**What needs to be done:** Go through the entries below and copy each line containing the word "汽车开动后".

**Data provided:**
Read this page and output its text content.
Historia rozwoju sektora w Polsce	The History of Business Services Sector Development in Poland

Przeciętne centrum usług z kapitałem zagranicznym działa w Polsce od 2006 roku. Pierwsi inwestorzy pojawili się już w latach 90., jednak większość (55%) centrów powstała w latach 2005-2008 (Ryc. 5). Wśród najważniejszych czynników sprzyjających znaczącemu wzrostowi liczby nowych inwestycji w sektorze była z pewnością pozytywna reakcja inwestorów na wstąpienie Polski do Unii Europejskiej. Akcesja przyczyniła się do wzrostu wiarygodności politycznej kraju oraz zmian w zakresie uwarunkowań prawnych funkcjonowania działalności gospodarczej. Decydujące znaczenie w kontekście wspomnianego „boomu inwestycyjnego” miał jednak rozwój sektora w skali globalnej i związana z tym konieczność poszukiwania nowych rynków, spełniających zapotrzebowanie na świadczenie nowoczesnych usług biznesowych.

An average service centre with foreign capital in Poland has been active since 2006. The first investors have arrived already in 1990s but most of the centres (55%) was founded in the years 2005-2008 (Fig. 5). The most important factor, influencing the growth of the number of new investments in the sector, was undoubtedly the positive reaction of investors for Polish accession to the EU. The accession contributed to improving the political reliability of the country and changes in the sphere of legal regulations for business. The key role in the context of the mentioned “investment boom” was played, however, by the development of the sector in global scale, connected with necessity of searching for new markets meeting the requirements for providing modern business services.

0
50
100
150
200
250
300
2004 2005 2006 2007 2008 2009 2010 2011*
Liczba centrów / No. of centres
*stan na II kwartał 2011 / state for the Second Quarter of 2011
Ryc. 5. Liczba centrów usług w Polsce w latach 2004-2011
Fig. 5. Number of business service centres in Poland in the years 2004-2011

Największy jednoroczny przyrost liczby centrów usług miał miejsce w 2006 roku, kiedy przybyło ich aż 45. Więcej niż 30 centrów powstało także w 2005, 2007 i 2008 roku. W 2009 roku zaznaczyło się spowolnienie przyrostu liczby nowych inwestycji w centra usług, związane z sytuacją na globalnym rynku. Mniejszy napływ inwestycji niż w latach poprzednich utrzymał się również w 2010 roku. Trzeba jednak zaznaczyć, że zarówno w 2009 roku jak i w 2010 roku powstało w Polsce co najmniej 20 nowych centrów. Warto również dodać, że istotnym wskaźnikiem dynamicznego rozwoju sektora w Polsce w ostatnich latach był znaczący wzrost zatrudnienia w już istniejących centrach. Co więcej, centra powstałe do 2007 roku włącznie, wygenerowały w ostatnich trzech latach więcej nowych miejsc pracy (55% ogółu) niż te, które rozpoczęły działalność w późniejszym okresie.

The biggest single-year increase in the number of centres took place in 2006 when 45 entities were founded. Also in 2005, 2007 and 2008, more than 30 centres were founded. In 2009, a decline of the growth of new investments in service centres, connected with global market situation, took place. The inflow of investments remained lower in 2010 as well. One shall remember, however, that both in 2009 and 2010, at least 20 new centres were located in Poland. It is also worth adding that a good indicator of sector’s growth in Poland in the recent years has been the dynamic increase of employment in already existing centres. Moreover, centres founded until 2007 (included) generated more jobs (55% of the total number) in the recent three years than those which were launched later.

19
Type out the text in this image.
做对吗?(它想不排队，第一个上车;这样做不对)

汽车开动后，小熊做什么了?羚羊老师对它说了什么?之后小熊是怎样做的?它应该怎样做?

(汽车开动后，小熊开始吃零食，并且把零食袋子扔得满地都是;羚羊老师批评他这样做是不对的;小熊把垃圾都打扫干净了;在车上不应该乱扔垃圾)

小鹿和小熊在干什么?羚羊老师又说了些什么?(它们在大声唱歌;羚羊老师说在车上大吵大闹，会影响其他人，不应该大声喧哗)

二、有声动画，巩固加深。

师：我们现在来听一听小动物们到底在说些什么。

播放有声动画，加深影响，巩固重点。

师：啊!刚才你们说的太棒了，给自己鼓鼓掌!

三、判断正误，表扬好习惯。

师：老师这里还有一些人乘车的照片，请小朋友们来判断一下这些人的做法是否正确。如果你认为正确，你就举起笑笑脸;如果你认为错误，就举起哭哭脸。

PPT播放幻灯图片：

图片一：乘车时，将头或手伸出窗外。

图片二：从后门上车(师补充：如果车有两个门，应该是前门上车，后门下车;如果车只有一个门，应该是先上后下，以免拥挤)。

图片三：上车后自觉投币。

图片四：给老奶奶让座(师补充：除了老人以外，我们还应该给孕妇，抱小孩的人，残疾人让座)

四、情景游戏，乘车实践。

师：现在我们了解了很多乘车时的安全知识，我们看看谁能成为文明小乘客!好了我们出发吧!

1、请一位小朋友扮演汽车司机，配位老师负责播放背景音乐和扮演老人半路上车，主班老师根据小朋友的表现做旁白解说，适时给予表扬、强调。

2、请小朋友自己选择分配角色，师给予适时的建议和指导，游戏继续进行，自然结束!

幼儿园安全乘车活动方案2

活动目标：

**Solution for this task:**
汽车开动后，小熊做什么了?羚羊老师对它说了什么?之后小熊是怎样做的?它应该怎样做?
(汽车开动后，小熊开始吃零食，并且把零食袋子扔得满地都是;羚羊老师批评他这样做是不对的;小熊把垃圾都打扫干净了;在车上不应该乱扔垃圾)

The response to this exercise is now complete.